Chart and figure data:
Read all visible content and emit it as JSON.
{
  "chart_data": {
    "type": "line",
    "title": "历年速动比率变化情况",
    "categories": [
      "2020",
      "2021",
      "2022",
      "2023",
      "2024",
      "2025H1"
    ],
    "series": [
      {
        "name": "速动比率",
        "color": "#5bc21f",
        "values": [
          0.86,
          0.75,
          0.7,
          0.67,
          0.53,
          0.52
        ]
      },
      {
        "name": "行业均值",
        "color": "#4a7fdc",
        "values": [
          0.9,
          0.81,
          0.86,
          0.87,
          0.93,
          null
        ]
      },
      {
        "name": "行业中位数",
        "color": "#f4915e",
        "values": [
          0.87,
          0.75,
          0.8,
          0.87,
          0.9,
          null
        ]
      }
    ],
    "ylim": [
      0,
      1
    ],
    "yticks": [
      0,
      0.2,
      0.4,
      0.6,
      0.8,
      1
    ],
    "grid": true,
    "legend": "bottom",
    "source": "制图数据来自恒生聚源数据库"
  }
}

* _INSTRUCTION_:
Filter the listing above for the string "color" and copy every matching line.

* _SOLUTION_:
        "color": "#5bc21f",
        "color": "#4a7fdc",
        "color": "#f4915e",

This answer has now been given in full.